**Written task:**
Type out the data exactly as given. Skip any image.

**Task inputs:**
## begin
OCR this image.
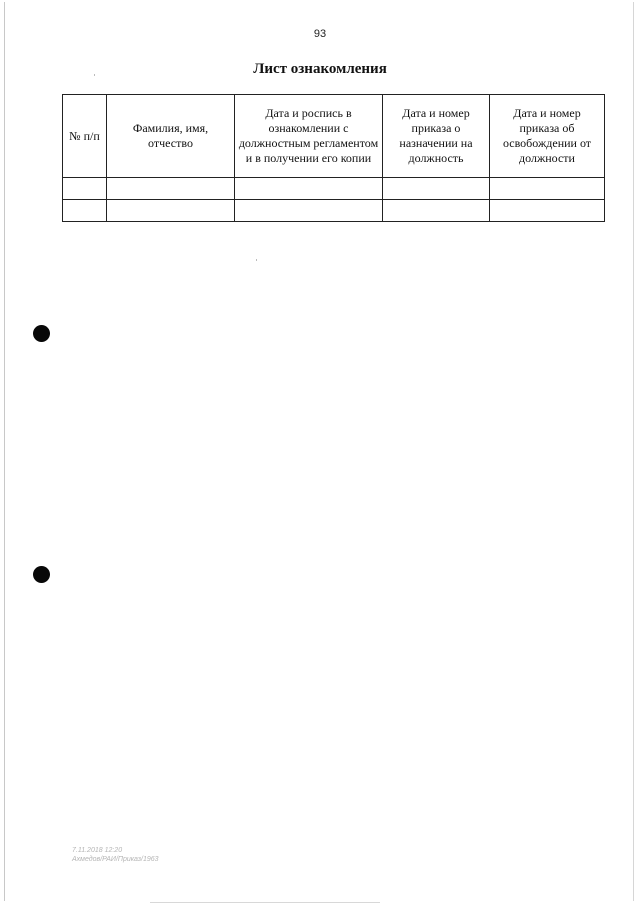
93
Лист ознакомления
№ п/п	Фамилия, имя, отчество	Дата и роспись в ознакомлении с должностным регламентом и в получении его копии	Дата и номер приказа о назначении на должность	Дата и номер приказа об освобождении от должности

7.11.2018 12:20
Ахмедов/РАИ/Приказ/1963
## end
**Response:**
OCR this image.
93
Лист ознакомления
№ п/п	Фамилия, имя, отчество	Дата и роспись в ознакомлении с должностным регламентом и в получении его копии	Дата и номер приказа о назначении на должность	Дата и номер приказа об освобождении от должности

7.11.2018 12:20
Ахмедов/РАИ/Приказ/1963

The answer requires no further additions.